■ **INPUT DATA**:
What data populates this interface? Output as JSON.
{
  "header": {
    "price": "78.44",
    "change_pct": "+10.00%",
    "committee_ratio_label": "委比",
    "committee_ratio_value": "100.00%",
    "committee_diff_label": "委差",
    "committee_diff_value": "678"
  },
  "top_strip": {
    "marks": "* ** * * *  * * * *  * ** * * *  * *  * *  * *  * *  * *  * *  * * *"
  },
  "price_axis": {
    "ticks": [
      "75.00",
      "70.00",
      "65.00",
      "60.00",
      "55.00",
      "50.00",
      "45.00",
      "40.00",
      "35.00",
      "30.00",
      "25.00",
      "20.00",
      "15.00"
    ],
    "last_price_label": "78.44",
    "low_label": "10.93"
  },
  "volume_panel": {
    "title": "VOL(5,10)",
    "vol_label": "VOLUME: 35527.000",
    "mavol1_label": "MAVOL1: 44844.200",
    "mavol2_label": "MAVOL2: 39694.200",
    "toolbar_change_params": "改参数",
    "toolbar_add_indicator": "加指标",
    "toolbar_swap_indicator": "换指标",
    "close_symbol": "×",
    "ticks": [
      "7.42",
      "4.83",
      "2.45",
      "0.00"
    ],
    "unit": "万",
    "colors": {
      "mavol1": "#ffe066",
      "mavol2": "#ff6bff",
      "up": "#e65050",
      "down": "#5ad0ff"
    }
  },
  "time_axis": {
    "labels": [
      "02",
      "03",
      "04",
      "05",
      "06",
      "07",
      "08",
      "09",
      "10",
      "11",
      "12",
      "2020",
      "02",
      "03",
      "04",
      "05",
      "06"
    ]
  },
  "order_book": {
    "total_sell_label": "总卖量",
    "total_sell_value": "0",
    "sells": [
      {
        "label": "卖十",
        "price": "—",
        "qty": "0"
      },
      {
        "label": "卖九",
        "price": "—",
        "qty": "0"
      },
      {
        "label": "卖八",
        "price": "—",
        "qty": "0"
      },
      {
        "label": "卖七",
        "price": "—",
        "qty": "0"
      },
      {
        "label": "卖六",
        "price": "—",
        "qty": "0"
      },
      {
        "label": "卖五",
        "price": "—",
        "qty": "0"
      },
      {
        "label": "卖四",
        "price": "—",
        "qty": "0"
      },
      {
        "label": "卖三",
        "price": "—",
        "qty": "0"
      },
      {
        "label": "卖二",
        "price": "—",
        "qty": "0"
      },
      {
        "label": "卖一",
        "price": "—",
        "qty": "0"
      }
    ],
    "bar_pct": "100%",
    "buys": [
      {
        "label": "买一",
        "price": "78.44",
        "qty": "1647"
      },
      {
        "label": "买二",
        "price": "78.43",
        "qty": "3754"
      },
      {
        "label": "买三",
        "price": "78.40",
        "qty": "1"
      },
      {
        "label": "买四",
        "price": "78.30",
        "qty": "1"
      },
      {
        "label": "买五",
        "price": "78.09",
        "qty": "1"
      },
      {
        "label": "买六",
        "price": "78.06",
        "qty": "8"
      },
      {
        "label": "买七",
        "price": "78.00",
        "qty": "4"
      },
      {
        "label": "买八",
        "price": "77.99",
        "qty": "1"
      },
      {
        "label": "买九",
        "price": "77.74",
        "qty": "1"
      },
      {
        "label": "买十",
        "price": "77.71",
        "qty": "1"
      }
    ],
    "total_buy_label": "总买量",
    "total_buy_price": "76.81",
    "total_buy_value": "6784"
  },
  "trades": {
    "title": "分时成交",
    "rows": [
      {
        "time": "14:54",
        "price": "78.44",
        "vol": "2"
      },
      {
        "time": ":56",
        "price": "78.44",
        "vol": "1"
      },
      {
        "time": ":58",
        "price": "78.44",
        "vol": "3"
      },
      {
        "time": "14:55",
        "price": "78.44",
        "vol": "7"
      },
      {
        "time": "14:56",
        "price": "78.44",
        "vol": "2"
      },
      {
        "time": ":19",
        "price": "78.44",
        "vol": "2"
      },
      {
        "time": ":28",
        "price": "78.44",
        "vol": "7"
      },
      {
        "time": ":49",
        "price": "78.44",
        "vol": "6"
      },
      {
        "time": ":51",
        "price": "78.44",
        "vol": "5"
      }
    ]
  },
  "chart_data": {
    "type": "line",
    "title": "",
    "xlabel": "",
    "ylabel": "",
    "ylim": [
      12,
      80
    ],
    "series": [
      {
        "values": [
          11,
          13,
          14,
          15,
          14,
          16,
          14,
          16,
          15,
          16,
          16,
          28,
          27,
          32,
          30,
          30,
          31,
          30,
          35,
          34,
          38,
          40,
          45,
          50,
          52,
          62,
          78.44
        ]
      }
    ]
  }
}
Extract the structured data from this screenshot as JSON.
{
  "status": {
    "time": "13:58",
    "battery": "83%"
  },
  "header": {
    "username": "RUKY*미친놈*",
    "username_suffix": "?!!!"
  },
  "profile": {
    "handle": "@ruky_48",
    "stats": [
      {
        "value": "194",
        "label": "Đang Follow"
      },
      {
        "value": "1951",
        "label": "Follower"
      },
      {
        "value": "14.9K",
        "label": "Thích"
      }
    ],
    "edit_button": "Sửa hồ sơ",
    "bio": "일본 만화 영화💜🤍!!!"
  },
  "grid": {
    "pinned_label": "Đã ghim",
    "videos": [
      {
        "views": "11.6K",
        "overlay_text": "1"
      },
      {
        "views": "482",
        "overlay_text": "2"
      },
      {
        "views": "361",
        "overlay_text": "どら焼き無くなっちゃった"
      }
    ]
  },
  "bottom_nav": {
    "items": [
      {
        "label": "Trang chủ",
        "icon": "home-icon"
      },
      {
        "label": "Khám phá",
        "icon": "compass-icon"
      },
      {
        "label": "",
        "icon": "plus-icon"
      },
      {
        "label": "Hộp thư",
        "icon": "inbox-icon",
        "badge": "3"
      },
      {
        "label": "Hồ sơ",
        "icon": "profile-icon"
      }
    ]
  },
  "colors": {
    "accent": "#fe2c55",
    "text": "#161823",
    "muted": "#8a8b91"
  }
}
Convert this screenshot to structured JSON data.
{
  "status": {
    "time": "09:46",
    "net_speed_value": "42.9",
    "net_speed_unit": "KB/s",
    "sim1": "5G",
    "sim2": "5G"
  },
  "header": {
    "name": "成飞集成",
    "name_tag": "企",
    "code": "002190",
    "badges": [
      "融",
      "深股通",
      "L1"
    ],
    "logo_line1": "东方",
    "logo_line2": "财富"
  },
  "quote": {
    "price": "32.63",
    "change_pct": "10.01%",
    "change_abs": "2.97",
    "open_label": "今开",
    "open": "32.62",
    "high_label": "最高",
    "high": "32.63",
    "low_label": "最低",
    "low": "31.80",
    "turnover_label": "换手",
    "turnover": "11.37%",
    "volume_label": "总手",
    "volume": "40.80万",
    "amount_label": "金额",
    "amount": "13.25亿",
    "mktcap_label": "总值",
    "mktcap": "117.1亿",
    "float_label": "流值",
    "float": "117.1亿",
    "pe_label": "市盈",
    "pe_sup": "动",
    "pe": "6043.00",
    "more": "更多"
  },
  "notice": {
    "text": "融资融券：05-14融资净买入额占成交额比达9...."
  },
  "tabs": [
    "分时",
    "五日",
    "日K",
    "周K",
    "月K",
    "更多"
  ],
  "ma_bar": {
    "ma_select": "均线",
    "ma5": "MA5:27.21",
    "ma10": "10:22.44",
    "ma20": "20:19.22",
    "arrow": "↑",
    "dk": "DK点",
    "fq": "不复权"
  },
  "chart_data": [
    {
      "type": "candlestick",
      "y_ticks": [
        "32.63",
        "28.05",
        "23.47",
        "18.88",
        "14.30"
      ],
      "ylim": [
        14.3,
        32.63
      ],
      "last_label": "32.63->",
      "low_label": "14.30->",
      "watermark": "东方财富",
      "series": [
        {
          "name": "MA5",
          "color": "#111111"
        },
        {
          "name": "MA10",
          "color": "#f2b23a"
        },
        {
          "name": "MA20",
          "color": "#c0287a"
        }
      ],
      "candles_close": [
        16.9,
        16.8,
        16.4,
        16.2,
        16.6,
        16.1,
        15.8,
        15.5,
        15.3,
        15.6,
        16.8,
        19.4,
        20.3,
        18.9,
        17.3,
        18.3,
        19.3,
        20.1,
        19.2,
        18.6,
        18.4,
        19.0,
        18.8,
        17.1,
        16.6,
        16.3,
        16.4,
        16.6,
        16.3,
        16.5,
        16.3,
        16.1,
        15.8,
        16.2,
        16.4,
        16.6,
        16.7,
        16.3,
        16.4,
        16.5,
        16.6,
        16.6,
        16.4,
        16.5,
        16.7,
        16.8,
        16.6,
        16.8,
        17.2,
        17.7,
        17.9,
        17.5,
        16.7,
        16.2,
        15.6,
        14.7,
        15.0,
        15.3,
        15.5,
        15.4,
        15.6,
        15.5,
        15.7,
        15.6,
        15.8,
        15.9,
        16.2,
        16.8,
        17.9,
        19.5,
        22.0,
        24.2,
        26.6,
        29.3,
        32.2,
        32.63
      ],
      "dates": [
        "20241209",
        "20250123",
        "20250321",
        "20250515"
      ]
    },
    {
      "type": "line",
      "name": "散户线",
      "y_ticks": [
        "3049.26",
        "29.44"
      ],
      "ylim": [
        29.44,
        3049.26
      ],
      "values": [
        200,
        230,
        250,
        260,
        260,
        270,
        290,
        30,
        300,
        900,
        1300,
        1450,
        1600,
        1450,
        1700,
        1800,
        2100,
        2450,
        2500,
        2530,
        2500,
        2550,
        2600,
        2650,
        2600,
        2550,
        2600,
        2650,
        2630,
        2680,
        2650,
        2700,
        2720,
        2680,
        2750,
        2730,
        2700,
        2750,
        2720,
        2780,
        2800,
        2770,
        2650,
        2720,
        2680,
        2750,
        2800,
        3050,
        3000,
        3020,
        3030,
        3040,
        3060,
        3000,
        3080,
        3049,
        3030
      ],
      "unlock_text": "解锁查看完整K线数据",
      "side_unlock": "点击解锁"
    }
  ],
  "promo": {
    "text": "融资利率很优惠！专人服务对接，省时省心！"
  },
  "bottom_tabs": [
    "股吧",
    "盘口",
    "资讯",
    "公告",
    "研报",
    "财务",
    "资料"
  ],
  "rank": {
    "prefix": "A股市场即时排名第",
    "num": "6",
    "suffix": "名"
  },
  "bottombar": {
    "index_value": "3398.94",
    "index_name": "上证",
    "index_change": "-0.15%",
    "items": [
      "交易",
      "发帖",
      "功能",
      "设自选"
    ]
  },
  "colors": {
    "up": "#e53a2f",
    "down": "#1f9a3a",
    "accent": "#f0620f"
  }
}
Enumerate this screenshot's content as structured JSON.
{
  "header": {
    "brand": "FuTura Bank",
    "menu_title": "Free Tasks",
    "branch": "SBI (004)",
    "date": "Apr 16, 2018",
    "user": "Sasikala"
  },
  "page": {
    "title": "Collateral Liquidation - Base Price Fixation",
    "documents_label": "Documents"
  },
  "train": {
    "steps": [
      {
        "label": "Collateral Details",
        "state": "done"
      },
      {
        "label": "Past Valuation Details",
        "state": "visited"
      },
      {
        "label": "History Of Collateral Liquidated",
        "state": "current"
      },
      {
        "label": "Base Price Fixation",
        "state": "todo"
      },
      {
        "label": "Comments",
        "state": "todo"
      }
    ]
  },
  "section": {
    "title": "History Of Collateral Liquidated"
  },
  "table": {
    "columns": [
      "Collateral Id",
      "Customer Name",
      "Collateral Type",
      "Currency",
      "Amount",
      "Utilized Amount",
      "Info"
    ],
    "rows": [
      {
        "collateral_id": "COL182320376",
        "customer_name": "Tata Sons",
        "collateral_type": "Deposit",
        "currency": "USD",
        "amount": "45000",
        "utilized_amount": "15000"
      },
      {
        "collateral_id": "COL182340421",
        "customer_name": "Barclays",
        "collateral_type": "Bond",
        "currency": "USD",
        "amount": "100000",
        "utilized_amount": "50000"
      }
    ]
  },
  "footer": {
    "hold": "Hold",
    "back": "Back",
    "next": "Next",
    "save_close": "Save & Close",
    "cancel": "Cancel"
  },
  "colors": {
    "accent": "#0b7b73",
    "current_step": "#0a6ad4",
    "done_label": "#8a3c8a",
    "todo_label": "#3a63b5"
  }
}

■ **TASK DETAILS**:
Scan the listing above for the word "History" and show each line where it is found.

■ **RESULT**:
        "label": "History Of Collateral Liquidated",
    "title": "History Of Collateral Liquidated"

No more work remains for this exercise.